**Work required**: The records below should be written out again, exactly.
####################
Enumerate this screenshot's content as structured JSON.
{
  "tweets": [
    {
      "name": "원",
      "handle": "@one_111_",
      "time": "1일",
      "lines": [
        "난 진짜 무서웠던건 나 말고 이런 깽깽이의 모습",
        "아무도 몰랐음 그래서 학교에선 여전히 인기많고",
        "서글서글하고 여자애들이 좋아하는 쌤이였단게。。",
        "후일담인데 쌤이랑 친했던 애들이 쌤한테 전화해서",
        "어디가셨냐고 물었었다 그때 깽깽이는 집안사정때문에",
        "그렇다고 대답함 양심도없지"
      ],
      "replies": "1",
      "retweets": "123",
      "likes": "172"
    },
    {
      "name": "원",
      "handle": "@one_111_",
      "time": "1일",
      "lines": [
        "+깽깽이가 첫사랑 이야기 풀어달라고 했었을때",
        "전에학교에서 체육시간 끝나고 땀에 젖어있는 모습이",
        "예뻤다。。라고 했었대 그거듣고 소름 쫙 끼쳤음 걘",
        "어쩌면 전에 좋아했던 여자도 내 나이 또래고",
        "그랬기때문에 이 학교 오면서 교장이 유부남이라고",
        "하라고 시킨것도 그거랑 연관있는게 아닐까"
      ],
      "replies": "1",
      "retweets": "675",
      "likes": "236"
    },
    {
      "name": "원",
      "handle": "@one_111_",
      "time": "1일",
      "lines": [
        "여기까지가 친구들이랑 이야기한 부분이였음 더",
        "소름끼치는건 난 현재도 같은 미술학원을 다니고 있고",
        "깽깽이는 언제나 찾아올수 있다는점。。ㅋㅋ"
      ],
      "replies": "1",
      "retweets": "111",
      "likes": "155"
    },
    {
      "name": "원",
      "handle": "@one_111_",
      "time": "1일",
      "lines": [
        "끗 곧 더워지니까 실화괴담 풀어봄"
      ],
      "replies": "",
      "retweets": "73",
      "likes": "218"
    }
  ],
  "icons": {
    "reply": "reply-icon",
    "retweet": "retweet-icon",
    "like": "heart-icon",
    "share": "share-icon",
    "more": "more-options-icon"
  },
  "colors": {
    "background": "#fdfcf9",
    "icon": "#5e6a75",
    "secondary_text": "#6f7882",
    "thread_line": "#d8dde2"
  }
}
####################
**Exercise result**:
Enumerate this screenshot's content as structured JSON.
{
  "tweets": [
    {
      "name": "원",
      "handle": "@one_111_",
      "time": "1일",
      "lines": [
        "난 진짜 무서웠던건 나 말고 이런 깽깽이의 모습",
        "아무도 몰랐음 그래서 학교에선 여전히 인기많고",
        "서글서글하고 여자애들이 좋아하는 쌤이였단게。。",
        "후일담인데 쌤이랑 친했던 애들이 쌤한테 전화해서",
        "어디가셨냐고 물었었다 그때 깽깽이는 집안사정때문에",
        "그렇다고 대답함 양심도없지"
      ],
      "replies": "1",
      "retweets": "123",
      "likes": "172"
    },
    {
      "name": "원",
      "handle": "@one_111_",
      "time": "1일",
      "lines": [
        "+깽깽이가 첫사랑 이야기 풀어달라고 했었을때",
        "전에학교에서 체육시간 끝나고 땀에 젖어있는 모습이",
        "예뻤다。。라고 했었대 그거듣고 소름 쫙 끼쳤음 걘",
        "어쩌면 전에 좋아했던 여자도 내 나이 또래고",
        "그랬기때문에 이 학교 오면서 교장이 유부남이라고",
        "하라고 시킨것도 그거랑 연관있는게 아닐까"
      ],
      "replies": "1",
      "retweets": "675",
      "likes": "236"
    },
    {
      "name": "원",
      "handle": "@one_111_",
      "time": "1일",
      "lines": [
        "여기까지가 친구들이랑 이야기한 부분이였음 더",
        "소름끼치는건 난 현재도 같은 미술학원을 다니고 있고",
        "깽깽이는 언제나 찾아올수 있다는점。。ㅋㅋ"
      ],
      "replies": "1",
      "retweets": "111",
      "likes": "155"
    },
    {
      "name": "원",
      "handle": "@one_111_",
      "time": "1일",
      "lines": [
        "끗 곧 더워지니까 실화괴담 풀어봄"
      ],
      "replies": "",
      "retweets": "73",
      "likes": "218"
    }
  ],
  "icons": {
    "reply": "reply-icon",
    "retweet": "retweet-icon",
    "like": "heart-icon",
    "share": "share-icon",
    "more": "more-options-icon"
  },
  "colors": {
    "background": "#fdfcf9",
    "icon": "#5e6a75",
    "secondary_text": "#6f7882",
    "thread_line": "#d8dde2"
  }
}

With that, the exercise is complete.